## Records about charts and figures
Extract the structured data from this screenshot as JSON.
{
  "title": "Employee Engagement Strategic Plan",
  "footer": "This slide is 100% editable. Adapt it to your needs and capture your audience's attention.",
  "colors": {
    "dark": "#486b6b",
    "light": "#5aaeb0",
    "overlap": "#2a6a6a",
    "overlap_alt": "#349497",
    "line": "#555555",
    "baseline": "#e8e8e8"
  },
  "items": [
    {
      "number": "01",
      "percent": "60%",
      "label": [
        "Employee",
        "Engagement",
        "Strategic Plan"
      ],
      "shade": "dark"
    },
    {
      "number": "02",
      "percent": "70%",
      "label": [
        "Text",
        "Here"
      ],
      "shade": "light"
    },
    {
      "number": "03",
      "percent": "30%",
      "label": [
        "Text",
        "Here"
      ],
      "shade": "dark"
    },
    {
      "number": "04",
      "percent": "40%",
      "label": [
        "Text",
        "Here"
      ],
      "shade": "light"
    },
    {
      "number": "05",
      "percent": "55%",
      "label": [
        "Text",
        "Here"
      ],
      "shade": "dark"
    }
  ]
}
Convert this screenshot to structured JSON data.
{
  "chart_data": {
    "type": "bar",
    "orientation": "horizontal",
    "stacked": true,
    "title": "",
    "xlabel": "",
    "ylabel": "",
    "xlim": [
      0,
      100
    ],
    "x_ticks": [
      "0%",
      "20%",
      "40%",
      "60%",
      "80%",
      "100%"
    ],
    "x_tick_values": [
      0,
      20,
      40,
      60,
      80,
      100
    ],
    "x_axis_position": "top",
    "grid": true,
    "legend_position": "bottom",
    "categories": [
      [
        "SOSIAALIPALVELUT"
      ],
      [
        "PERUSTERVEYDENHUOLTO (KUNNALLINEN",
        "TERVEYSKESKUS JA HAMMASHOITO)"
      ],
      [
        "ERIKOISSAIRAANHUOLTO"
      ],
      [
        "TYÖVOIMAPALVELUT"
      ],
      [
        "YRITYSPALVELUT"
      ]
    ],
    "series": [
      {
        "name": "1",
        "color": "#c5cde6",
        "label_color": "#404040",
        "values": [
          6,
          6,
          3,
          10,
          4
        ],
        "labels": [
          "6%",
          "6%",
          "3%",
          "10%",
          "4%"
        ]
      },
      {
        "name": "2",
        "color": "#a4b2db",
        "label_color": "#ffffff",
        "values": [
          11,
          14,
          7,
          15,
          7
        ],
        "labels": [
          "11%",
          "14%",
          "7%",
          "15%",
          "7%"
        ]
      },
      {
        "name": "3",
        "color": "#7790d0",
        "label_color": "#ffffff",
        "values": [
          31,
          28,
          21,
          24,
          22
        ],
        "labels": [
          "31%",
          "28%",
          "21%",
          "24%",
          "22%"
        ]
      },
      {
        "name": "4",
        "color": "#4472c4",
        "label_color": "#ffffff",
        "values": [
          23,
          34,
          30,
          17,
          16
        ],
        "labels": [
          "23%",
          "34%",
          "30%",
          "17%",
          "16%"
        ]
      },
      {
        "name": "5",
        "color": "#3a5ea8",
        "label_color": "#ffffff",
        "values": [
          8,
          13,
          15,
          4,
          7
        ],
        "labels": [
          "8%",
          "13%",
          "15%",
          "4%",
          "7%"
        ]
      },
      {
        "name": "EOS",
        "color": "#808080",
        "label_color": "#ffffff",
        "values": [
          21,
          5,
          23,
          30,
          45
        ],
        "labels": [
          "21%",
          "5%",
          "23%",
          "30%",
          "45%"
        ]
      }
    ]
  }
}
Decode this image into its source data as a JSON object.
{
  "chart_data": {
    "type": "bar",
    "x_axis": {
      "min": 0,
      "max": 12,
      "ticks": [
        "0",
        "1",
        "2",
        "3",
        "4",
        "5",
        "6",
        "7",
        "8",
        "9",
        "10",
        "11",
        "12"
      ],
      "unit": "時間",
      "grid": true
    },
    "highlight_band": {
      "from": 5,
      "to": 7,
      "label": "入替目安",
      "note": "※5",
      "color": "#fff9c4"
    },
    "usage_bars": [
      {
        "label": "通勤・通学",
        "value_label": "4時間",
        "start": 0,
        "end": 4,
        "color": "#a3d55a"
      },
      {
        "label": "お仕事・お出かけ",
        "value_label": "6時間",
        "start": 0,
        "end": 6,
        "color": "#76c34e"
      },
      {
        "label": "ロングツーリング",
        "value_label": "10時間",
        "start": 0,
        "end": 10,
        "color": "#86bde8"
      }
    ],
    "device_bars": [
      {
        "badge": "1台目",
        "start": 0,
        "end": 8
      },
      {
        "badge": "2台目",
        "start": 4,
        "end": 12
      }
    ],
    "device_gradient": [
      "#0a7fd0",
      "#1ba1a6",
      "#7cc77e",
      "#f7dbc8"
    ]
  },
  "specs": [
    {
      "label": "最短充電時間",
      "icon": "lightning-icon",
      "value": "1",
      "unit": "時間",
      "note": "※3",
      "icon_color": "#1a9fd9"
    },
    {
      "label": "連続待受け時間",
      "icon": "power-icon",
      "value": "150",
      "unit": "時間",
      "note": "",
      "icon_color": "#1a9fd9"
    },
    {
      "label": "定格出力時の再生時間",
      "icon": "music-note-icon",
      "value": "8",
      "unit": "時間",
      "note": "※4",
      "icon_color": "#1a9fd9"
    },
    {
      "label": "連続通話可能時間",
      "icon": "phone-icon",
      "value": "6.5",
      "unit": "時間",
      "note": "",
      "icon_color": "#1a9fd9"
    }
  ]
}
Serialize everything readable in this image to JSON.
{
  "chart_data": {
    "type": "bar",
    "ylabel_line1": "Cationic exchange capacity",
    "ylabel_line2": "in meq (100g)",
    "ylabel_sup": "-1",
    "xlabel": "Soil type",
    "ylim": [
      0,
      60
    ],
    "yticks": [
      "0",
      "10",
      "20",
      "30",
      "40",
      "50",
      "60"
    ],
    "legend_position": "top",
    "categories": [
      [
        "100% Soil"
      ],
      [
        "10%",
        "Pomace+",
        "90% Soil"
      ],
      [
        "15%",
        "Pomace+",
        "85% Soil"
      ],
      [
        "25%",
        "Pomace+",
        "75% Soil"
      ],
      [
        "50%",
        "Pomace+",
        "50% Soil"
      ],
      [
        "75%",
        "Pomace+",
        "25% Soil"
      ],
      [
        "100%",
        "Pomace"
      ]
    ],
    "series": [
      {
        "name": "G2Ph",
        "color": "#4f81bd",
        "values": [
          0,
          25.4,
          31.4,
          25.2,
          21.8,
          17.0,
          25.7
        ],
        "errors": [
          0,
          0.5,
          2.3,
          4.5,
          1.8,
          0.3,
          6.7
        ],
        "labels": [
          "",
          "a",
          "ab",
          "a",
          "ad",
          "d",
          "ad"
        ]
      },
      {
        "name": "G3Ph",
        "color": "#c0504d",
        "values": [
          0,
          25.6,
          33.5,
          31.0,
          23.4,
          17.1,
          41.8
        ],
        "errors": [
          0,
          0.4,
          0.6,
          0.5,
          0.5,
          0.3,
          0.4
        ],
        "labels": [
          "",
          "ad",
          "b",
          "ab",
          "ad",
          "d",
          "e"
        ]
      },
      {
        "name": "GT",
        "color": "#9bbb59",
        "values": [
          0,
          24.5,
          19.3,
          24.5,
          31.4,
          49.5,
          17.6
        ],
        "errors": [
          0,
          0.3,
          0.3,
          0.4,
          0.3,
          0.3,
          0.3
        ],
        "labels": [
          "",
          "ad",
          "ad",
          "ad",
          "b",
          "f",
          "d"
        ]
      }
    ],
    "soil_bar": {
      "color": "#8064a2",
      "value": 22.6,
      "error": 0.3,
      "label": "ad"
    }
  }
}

## Requirement
Using the entries above, please restate each one word for word.

## Written answer
Extract the structured data from this screenshot as JSON.
{
  "title": "Employee Engagement Strategic Plan",
  "footer": "This slide is 100% editable. Adapt it to your needs and capture your audience's attention.",
  "colors": {
    "dark": "#486b6b",
    "light": "#5aaeb0",
    "overlap": "#2a6a6a",
    "overlap_alt": "#349497",
    "line": "#555555",
    "baseline": "#e8e8e8"
  },
  "items": [
    {
      "number": "01",
      "percent": "60%",
      "label": [
        "Employee",
        "Engagement",
        "Strategic Plan"
      ],
      "shade": "dark"
    },
    {
      "number": "02",
      "percent": "70%",
      "label": [
        "Text",
        "Here"
      ],
      "shade": "light"
    },
    {
      "number": "03",
      "percent": "30%",
      "label": [
        "Text",
        "Here"
      ],
      "shade": "dark"
    },
    {
      "number": "04",
      "percent": "40%",
      "label": [
        "Text",
        "Here"
      ],
      "shade": "light"
    },
    {
      "number": "05",
      "percent": "55%",
      "label": [
        "Text",
        "Here"
      ],
      "shade": "dark"
    }
  ]
}
Convert this screenshot to structured JSON data.
{
  "chart_data": {
    "type": "bar",
    "orientation": "horizontal",
    "stacked": true,
    "title": "",
    "xlabel": "",
    "ylabel": "",
    "xlim": [
      0,
      100
    ],
    "x_ticks": [
      "0%",
      "20%",
      "40%",
      "60%",
      "80%",
      "100%"
    ],
    "x_tick_values": [
      0,
      20,
      40,
      60,
      80,
      100
    ],
    "x_axis_position": "top",
    "grid": true,
    "legend_position": "bottom",
    "categories": [
      [
        "SOSIAALIPALVELUT"
      ],
      [
        "PERUSTERVEYDENHUOLTO (KUNNALLINEN",
        "TERVEYSKESKUS JA HAMMASHOITO)"
      ],
      [
        "ERIKOISSAIRAANHUOLTO"
      ],
      [
        "TYÖVOIMAPALVELUT"
      ],
      [
        "YRITYSPALVELUT"
      ]
    ],
    "series": [
      {
        "name": "1",
        "color": "#c5cde6",
        "label_color": "#404040",
        "values": [
          6,
          6,
          3,
          10,
          4
        ],
        "labels": [
          "6%",
          "6%",
          "3%",
          "10%",
          "4%"
        ]
      },
      {
        "name": "2",
        "color": "#a4b2db",
        "label_color": "#ffffff",
        "values": [
          11,
          14,
          7,
          15,
          7
        ],
        "labels": [
          "11%",
          "14%",
          "7%",
          "15%",
          "7%"
        ]
      },
      {
        "name": "3",
        "color": "#7790d0",
        "label_color": "#ffffff",
        "values": [
          31,
          28,
          21,
          24,
          22
        ],
        "labels": [
          "31%",
          "28%",
          "21%",
          "24%",
          "22%"
        ]
      },
      {
        "name": "4",
        "color": "#4472c4",
        "label_color": "#ffffff",
        "values": [
          23,
          34,
          30,
          17,
          16
        ],
        "labels": [
          "23%",
          "34%",
          "30%",
          "17%",
          "16%"
        ]
      },
      {
        "name": "5",
        "color": "#3a5ea8",
        "label_color": "#ffffff",
        "values": [
          8,
          13,
          15,
          4,
          7
        ],
        "labels": [
          "8%",
          "13%",
          "15%",
          "4%",
          "7%"
        ]
      },
      {
        "name": "EOS",
        "color": "#808080",
        "label_color": "#ffffff",
        "values": [
          21,
          5,
          23,
          30,
          45
        ],
        "labels": [
          "21%",
          "5%",
          "23%",
          "30%",
          "45%"
        ]
      }
    ]
  }
}
Decode this image into its source data as a JSON object.
{
  "chart_data": {
    "type": "bar",
    "x_axis": {
      "min": 0,
      "max": 12,
      "ticks": [
        "0",
        "1",
        "2",
        "3",
        "4",
        "5",
        "6",
        "7",
        "8",
        "9",
        "10",
        "11",
        "12"
      ],
      "unit": "時間",
      "grid": true
    },
    "highlight_band": {
      "from": 5,
      "to": 7,
      "label": "入替目安",
      "note": "※5",
      "color": "#fff9c4"
    },
    "usage_bars": [
      {
        "label": "通勤・通学",
        "value_label": "4時間",
        "start": 0,
        "end": 4,
        "color": "#a3d55a"
      },
      {
        "label": "お仕事・お出かけ",
        "value_label": "6時間",
        "start": 0,
        "end": 6,
        "color": "#76c34e"
      },
      {
        "label": "ロングツーリング",
        "value_label": "10時間",
        "start": 0,
        "end": 10,
        "color": "#86bde8"
      }
    ],
    "device_bars": [
      {
        "badge": "1台目",
        "start": 0,
        "end": 8
      },
      {
        "badge": "2台目",
        "start": 4,
        "end": 12
      }
    ],
    "device_gradient": [
      "#0a7fd0",
      "#1ba1a6",
      "#7cc77e",
      "#f7dbc8"
    ]
  },
  "specs": [
    {
      "label": "最短充電時間",
      "icon": "lightning-icon",
      "value": "1",
      "unit": "時間",
      "note": "※3",
      "icon_color": "#1a9fd9"
    },
    {
      "label": "連続待受け時間",
      "icon": "power-icon",
      "value": "150",
      "unit": "時間",
      "note": "",
      "icon_color": "#1a9fd9"
    },
    {
      "label": "定格出力時の再生時間",
      "icon": "music-note-icon",
      "value": "8",
      "unit": "時間",
      "note": "※4",
      "icon_color": "#1a9fd9"
    },
    {
      "label": "連続通話可能時間",
      "icon": "phone-icon",
      "value": "6.5",
      "unit": "時間",
      "note": "",
      "icon_color": "#1a9fd9"
    }
  ]
}
Serialize everything readable in this image to JSON.
{
  "chart_data": {
    "type": "bar",
    "ylabel_line1": "Cationic exchange capacity",
    "ylabel_line2": "in meq (100g)",
    "ylabel_sup": "-1",
    "xlabel": "Soil type",
    "ylim": [
      0,
      60
    ],
    "yticks": [
      "0",
      "10",
      "20",
      "30",
      "40",
      "50",
      "60"
    ],
    "legend_position": "top",
    "categories": [
      [
        "100% Soil"
      ],
      [
        "10%",
        "Pomace+",
        "90% Soil"
      ],
      [
        "15%",
        "Pomace+",
        "85% Soil"
      ],
      [
        "25%",
        "Pomace+",
        "75% Soil"
      ],
      [
        "50%",
        "Pomace+",
        "50% Soil"
      ],
      [
        "75%",
        "Pomace+",
        "25% Soil"
      ],
      [
        "100%",
        "Pomace"
      ]
    ],
    "series": [
      {
        "name": "G2Ph",
        "color": "#4f81bd",
        "values": [
          0,
          25.4,
          31.4,
          25.2,
          21.8,
          17.0,
          25.7
        ],
        "errors": [
          0,
          0.5,
          2.3,
          4.5,
          1.8,
          0.3,
          6.7
        ],
        "labels": [
          "",
          "a",
          "ab",
          "a",
          "ad",
          "d",
          "ad"
        ]
      },
      {
        "name": "G3Ph",
        "color": "#c0504d",
        "values": [
          0,
          25.6,
          33.5,
          31.0,
          23.4,
          17.1,
          41.8
        ],
        "errors": [
          0,
          0.4,
          0.6,
          0.5,
          0.5,
          0.3,
          0.4
        ],
        "labels": [
          "",
          "ad",
          "b",
          "ab",
          "ad",
          "d",
          "e"
        ]
      },
      {
        "name": "GT",
        "color": "#9bbb59",
        "values": [
          0,
          24.5,
          19.3,
          24.5,
          31.4,
          49.5,
          17.6
        ],
        "errors": [
          0,
          0.3,
          0.3,
          0.4,
          0.3,
          0.3,
          0.3
        ],
        "labels": [
          "",
          "ad",
          "ad",
          "ad",
          "b",
          "f",
          "d"
        ]
      }
    ],
    "soil_bar": {
      "color": "#8064a2",
      "value": 22.6,
      "error": 0.3,
      "label": "ad"
    }
  }
}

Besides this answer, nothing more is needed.